= GIVEN PROBLEM =
Locate and copy all lines bearing the word "распоряжения".

= INPUT DATA =
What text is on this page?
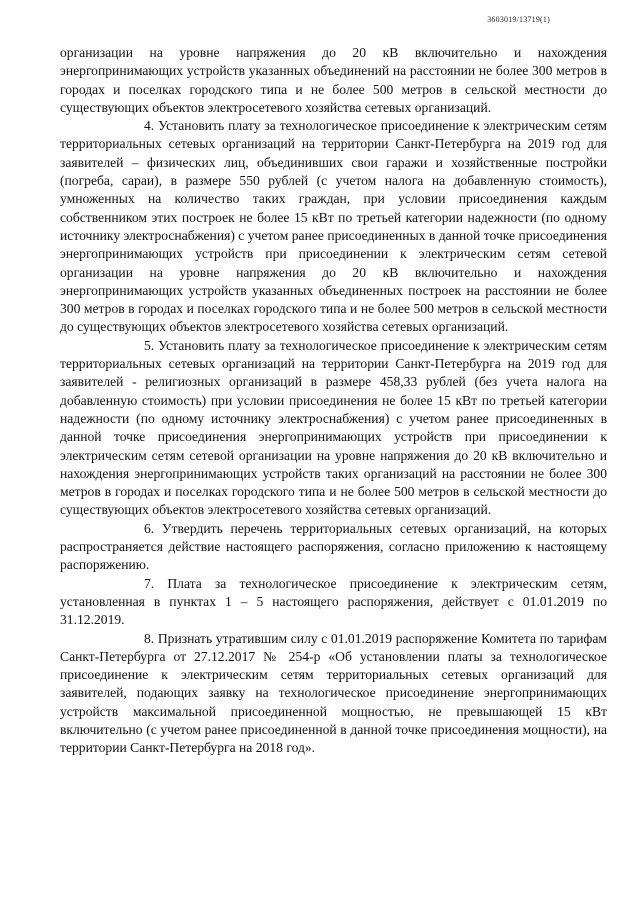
3603019/13719(1)

организации на уровне напряжения до 20 кВ включительно и нахождения энергопринимающих устройств указанных объединений на расстоянии не более 300 метров в городах и поселках городского типа и не более 500 метров в сельской местности до существующих объектов электросетевого хозяйства сетевых организаций.

4. Установить плату за технологическое присоединение к электрическим сетям территориальных сетевых организаций на территории Санкт-Петербурга на 2019 год для заявителей – физических лиц, объединивших свои гаражи и хозяйственные постройки (погреба, сараи), в размере 550 рублей (с учетом налога на добавленную стоимость), умноженных на количество таких граждан, при условии присоединения каждым собственником этих построек не более 15 кВт по третьей категории надежности (по одному источнику электроснабжения) с учетом ранее присоединенных в данной точке присоединения энергопринимающих устройств при присоединении к электрическим сетям сетевой организации на уровне напряжения до 20 кВ включительно и нахождения энергопринимающих устройств указанных объединенных построек на расстоянии не более 300 метров в городах и поселках городского типа и не более 500 метров в сельской местности до существующих объектов электросетевого хозяйства сетевых организаций.

5. Установить плату за технологическое присоединение к электрическим сетям территориальных сетевых организаций на территории Санкт-Петербурга на 2019 год для заявителей - религиозных организаций в размере 458,33 рублей (без учета налога на добавленную стоимость) при условии присоединения не более 15 кВт по третьей категории надежности (по одному источнику электроснабжения) с учетом ранее присоединенных в данной точке присоединения энергопринимающих устройств при присоединении к электрическим сетям сетевой организации на уровне напряжения до 20 кВ включительно и нахождения энергопринимающих устройств таких организаций на расстоянии не более 300 метров в городах и поселках городского типа и не более 500 метров в сельской местности до существующих объектов электросетевого хозяйства сетевых организаций.

6. Утвердить перечень территориальных сетевых организаций, на которых распространяется действие настоящего распоряжения, согласно приложению к настоящему распоряжению.

7. Плата за технологическое присоединение к электрическим сетям, установленная в пунктах 1 – 5 настоящего распоряжения, действует с 01.01.2019 по 31.12.2019.

8. Признать утратившим силу с 01.01.2019 распоряжение Комитета по тарифам Санкт-Петербурга от 27.12.2017 № 254-р «Об установлении платы за технологическое присоединение к электрическим сетям территориальных сетевых организаций для заявителей, подающих заявку на технологическое присоединение энергопринимающих устройств максимальной присоединенной мощностью, не превышающей 15 кВт включительно (с учетом ранее присоединенной в данной точке присоединения мощности), на территории Санкт-Петербурга на 2018 год».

= FINISHED EXERCISE =
6. Утвердить перечень территориальных сетевых организаций, на которых распространяется действие настоящего распоряжения, согласно приложению к настоящему распоряжению.
7. Плата за технологическое присоединение к электрическим сетям, установленная в пунктах 1 – 5 настоящего распоряжения, действует с 01.01.2019 по 31.12.2019.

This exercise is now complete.